DIRECTIONS FOR THIS TASK =
Will you give the material below again, every line exactly as it is?

------

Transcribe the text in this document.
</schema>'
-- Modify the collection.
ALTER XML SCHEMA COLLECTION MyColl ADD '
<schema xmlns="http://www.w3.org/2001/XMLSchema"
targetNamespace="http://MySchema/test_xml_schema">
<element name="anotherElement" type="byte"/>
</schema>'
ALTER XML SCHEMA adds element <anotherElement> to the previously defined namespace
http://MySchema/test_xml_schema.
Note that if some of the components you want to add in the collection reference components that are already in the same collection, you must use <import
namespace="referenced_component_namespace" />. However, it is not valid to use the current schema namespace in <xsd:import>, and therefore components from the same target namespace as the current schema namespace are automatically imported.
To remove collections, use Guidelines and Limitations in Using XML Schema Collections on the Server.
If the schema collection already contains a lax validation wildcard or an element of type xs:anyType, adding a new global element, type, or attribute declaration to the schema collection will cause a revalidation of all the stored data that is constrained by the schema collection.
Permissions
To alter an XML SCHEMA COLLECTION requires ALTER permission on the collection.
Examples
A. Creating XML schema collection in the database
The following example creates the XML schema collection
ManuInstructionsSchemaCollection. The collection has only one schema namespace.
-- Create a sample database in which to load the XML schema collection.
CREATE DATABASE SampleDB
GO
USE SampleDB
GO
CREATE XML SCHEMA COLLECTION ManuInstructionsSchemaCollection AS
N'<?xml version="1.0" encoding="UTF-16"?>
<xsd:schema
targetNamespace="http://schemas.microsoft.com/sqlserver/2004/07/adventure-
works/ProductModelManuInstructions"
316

------

FINISHED EXERCISE =
Transcribe the text in this document.
</schema>'
-- Modify the collection.
ALTER XML SCHEMA COLLECTION MyColl ADD '
<schema xmlns="http://www.w3.org/2001/XMLSchema"
targetNamespace="http://MySchema/test_xml_schema">
<element name="anotherElement" type="byte"/>
</schema>'
ALTER XML SCHEMA adds element <anotherElement> to the previously defined namespace
http://MySchema/test_xml_schema.
Note that if some of the components you want to add in the collection reference components that are already in the same collection, you must use <import
namespace="referenced_component_namespace" />. However, it is not valid to use the current schema namespace in <xsd:import>, and therefore components from the same target namespace as the current schema namespace are automatically imported.
To remove collections, use Guidelines and Limitations in Using XML Schema Collections on the Server.
If the schema collection already contains a lax validation wildcard or an element of type xs:anyType, adding a new global element, type, or attribute declaration to the schema collection will cause a revalidation of all the stored data that is constrained by the schema collection.
Permissions
To alter an XML SCHEMA COLLECTION requires ALTER permission on the collection.
Examples
A. Creating XML schema collection in the database
The following example creates the XML schema collection
ManuInstructionsSchemaCollection. The collection has only one schema namespace.
-- Create a sample database in which to load the XML schema collection.
CREATE DATABASE SampleDB
GO
USE SampleDB
GO
CREATE XML SCHEMA COLLECTION ManuInstructionsSchemaCollection AS
N'<?xml version="1.0" encoding="UTF-16"?>
<xsd:schema
targetNamespace="http://schemas.microsoft.com/sqlserver/2004/07/adventure-
works/ProductModelManuInstructions"
316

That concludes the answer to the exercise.